**Goal:**
Copy out the data below as written; omit any images.

Saved data entries
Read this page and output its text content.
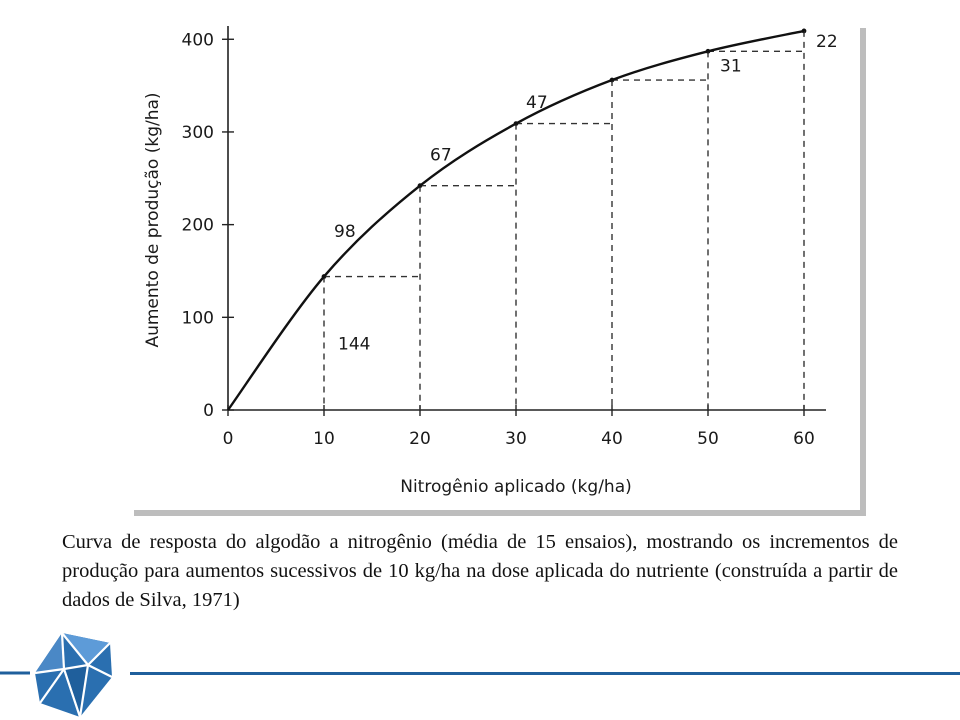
0
100
200
300
400
0	10	20	30	40	50	60
Nitrogênio aplicado (kg/ha)
Aumento de produção (kg/ha)	144
98
67
47
31
22

Curva de resposta do algodão a nitrogênio (média de 15 ensaios), mostrando os incrementos de produção para aumentos sucessivos de 10 kg/ha na dose aplicada do nutriente (construída a partir de dados de Silva, 1971)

**Answer to this task:**
Read this page and output its text content.
0
100
200
300
400
0	10	20	30	40	50	60
Nitrogênio aplicado (kg/ha)
Aumento de produção (kg/ha)	144
98
67
47
31
22

Curva de resposta do algodão a nitrogênio (média de 15 ensaios), mostrando os incrementos de produção para aumentos sucessivos de 10 kg/ha na dose aplicada do nutriente (construída a partir de dados de Silva, 1971)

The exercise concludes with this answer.